What you have to do:
Which lines hold the word "Moros"? Copy each of them.

Record excerpts:
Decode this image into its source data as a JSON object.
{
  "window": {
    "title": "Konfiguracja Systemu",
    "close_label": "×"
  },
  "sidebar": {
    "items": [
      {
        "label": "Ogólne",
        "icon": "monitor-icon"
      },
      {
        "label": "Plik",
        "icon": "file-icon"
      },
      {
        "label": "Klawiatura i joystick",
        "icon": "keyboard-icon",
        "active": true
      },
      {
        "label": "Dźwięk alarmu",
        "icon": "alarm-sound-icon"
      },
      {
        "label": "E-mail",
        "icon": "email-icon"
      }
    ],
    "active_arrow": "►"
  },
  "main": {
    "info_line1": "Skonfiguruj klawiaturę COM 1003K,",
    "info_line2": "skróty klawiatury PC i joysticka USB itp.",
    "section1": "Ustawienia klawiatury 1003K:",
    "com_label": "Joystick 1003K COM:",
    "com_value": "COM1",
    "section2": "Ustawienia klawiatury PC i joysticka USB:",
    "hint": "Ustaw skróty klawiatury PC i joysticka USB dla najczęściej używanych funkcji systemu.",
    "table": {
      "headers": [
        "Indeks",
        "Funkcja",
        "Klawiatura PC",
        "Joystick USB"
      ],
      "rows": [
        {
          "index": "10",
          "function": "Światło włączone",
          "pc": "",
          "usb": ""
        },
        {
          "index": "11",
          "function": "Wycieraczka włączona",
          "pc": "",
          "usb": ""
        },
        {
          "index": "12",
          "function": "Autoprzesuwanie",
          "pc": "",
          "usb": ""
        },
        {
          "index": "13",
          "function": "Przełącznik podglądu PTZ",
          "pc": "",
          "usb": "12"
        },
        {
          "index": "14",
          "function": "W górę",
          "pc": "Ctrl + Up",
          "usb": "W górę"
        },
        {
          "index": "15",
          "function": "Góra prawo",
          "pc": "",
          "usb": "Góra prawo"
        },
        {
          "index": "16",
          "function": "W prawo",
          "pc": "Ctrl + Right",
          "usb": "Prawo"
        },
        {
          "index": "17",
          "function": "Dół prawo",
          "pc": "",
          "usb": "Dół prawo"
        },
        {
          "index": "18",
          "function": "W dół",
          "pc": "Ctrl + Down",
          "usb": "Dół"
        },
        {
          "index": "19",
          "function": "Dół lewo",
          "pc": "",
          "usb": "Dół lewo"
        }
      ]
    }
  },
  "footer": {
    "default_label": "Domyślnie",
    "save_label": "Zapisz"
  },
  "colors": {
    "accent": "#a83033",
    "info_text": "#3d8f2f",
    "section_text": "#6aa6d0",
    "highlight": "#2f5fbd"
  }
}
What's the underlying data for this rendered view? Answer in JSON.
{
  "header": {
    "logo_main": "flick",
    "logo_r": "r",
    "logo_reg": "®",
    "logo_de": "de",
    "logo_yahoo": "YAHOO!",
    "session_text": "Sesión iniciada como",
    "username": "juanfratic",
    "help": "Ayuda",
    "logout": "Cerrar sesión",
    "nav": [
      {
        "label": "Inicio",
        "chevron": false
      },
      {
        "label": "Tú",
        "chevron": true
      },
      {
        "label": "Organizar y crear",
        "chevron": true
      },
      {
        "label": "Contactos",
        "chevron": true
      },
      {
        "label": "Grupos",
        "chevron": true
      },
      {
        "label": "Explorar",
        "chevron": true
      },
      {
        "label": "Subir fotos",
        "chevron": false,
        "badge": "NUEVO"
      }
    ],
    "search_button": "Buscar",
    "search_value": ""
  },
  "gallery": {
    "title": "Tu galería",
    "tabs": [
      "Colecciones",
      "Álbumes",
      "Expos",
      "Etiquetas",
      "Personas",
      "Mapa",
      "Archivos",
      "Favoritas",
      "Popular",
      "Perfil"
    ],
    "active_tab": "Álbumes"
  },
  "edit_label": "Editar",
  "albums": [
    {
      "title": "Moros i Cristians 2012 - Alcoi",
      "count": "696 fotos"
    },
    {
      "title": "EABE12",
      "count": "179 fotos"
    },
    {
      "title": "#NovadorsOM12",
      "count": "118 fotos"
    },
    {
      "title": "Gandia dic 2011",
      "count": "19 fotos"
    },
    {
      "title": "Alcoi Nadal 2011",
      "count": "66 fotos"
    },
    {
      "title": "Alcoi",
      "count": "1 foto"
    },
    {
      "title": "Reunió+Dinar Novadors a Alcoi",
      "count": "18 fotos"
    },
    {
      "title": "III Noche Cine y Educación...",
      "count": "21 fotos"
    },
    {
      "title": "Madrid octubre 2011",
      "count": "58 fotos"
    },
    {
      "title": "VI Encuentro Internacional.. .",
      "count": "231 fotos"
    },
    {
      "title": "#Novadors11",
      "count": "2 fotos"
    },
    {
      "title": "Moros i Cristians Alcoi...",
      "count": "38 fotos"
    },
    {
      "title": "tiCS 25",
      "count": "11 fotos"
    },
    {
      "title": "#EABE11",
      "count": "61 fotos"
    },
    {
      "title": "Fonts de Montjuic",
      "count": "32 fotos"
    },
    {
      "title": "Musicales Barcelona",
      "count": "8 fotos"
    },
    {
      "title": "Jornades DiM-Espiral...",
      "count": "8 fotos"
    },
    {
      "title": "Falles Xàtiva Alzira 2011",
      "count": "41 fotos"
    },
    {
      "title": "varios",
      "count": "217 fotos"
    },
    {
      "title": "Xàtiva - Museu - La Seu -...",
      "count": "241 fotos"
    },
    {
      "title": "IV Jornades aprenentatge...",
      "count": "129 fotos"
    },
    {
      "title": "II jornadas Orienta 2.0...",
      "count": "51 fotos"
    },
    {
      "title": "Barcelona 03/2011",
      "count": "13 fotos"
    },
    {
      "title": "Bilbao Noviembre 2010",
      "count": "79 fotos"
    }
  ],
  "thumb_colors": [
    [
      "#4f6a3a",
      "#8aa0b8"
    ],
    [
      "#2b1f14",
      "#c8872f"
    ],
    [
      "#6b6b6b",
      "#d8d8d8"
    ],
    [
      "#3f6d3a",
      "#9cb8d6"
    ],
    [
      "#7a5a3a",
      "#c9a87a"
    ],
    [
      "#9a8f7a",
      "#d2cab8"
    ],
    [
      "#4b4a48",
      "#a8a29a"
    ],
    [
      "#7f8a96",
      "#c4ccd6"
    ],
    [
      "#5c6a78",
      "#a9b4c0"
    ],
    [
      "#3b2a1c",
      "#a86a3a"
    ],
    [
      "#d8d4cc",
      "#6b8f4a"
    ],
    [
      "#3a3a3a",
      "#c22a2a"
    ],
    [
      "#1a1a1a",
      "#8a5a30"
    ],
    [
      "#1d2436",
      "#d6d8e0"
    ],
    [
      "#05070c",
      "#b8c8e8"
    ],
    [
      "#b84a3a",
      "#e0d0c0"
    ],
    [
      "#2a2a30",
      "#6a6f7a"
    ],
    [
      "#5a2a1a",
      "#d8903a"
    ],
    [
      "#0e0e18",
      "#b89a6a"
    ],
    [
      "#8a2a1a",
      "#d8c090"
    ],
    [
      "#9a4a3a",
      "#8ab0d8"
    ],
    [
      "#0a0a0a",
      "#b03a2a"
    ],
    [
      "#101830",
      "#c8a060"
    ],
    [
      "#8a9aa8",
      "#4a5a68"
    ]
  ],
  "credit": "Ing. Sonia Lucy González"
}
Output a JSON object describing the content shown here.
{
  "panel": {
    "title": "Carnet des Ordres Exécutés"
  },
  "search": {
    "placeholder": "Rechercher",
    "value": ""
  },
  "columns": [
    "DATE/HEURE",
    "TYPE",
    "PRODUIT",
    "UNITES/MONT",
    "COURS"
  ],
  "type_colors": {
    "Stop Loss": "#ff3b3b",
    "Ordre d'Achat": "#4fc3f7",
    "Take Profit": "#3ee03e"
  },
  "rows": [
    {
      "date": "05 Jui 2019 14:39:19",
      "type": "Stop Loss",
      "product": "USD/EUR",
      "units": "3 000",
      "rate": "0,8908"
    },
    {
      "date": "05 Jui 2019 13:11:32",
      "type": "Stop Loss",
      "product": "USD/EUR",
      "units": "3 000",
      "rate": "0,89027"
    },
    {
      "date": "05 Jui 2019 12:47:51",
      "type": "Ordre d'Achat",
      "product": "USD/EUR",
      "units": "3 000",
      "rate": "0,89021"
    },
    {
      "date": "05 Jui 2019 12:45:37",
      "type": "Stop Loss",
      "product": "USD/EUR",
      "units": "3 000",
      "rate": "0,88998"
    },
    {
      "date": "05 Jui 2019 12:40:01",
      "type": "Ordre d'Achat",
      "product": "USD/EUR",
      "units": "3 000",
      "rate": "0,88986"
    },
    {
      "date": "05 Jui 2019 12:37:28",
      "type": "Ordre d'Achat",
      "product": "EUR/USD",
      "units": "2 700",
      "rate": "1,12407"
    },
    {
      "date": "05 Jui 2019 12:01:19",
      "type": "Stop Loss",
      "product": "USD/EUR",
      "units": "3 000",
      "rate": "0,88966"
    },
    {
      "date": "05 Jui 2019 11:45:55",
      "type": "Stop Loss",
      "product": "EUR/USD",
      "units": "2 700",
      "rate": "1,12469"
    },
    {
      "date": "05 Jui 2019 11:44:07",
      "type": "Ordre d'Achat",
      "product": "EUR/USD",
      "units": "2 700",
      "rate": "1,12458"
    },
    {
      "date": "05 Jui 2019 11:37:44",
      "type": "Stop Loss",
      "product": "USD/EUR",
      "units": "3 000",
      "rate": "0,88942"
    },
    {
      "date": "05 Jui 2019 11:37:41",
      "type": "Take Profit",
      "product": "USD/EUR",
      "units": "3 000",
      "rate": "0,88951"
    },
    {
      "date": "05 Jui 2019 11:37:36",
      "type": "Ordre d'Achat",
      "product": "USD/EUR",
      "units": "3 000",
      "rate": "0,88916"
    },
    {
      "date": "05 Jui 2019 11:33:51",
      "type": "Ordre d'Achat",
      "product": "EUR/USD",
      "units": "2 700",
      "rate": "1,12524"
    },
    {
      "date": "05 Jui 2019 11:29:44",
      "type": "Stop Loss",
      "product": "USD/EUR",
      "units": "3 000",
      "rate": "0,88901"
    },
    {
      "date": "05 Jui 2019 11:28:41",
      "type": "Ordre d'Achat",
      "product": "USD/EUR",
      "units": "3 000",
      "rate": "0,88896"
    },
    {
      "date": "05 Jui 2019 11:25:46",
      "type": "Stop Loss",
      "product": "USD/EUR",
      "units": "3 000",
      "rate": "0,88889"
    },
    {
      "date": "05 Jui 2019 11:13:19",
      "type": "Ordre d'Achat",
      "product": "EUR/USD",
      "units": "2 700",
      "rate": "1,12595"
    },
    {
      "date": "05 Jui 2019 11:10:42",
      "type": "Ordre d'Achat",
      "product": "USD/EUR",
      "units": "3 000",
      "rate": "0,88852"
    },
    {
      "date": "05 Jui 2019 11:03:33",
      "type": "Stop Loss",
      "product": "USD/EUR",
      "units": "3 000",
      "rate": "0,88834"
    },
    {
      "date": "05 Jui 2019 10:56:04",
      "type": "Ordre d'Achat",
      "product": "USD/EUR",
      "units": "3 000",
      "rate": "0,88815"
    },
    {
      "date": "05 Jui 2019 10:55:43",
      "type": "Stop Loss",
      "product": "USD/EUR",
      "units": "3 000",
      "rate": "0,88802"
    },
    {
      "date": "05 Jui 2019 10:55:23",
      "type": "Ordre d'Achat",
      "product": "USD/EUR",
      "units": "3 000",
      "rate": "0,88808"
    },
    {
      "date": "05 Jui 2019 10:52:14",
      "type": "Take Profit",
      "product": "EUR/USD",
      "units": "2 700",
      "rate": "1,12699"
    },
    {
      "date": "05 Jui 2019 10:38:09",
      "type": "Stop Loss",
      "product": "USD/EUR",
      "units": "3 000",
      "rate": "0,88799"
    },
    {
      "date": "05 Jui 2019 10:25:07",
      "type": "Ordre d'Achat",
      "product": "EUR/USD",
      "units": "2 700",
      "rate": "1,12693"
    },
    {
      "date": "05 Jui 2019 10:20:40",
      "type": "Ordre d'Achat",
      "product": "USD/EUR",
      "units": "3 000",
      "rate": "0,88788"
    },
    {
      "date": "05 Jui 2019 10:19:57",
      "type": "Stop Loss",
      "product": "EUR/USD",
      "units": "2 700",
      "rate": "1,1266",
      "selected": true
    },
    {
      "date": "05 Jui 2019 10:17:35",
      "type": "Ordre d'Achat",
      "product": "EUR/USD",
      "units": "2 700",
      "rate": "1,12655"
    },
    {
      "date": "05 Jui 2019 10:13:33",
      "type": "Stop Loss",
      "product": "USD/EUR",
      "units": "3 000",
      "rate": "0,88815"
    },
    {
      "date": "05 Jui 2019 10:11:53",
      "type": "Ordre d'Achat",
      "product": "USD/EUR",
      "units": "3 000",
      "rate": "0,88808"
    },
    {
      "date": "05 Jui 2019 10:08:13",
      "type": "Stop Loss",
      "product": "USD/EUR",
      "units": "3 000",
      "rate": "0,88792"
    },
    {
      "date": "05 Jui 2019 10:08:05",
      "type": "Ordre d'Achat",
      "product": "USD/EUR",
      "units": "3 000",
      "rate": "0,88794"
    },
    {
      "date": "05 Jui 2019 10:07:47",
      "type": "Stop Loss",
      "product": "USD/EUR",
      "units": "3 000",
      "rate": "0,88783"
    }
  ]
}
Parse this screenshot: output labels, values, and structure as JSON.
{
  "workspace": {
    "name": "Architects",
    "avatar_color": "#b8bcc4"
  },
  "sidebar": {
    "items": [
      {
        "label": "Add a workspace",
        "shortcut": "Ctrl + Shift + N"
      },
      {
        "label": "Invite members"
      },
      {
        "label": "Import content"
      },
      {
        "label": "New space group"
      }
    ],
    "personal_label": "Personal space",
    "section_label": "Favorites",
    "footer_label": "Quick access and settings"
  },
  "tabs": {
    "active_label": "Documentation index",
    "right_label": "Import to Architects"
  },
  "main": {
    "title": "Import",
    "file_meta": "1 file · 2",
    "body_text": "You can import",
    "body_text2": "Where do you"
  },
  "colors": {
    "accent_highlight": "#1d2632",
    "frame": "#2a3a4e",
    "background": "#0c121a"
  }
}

Output of the exercise:
      "title": "Moros i Cristians 2012 - Alcoi",
      "title": "Moros i Cristians Alcoi...",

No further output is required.